登録:2024-06-13 06:08 修正:2024-06-13 09:48
チョン・スンユン国民権益委員会副委員長兼事務処長が10日午後、政府世宗庁舎で、尹錫悦大統領夫人のキム・ゴンヒ女史のブランドバッグ受け取りに関する不正通報事件を「違反事項なし」で終了処分したと発表している/聯合ニュース

 国民権益委員会のチョン・スンユン副委員長が12日、記者懇談会を開いた。10日、大統領夫人のキム・ゴンヒ女史のブランドバッグ受け取りについて、「違反事項なし」で無嫌疑終結処分した後、批判世論が強まり、追加説明に乗り出したのだ。チョン副委員長は「キム・ヨンラン法に基づき、手続きを進めた」とし、終始何の非もないかのように述べた。国民を見下す詭弁であり、常識以下の発言だ。

══════

解くべき問題:
**A)** 記事の「国民権益委員会のチョン・スン」から「弁であり、常識以下の発言だ。」までを一字も変えずに書き写すこと。
**B)** 次の(i)〜(iii)が記事と合うかどうかを「はい」か「いいえ」で答え、判断の決め手となる記事の語句をそのまま引用すること。(i) チョン副委員長は12日に記者懇談会を開いた。(ii) 国民権益委員会はブランドバッグ受け取りに違反があったと判断した。(iii) チョン副委員長は懇談会で自らの非を認めた。
記事に書かれていることだけを手がかりにすること。

生データ:
══════

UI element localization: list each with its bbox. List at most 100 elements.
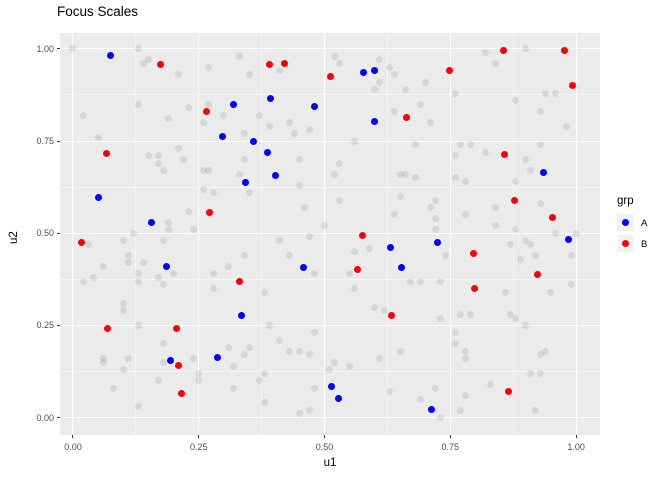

══════

解答例:
**A)**
国民権益委員会のチョン・スンユン副委員長が12日、記者懇談会を開いた。10日、大統領夫人のキム・ゴンヒ女史のブランドバッグ受け取りについて、「違反事項なし」で無嫌疑終結処分した後、批判世論が強まり、追加説明に乗り出したのだ。チョン副委員長は「キム・ヨンラン法に基づき、手続きを進めた」とし、終始何の非もないかのように述べた。国民を見下す詭弁であり、常識以下の発言だ。

**B)**
(i) はい。「国民権益委員会のチョン・スンユン副委員長が12日、記者懇談会を開いた」
(ii) いいえ。「「違反事項なし」で無嫌疑終結処分した」
(iii) いいえ。「終始何の非もないかのように述べた」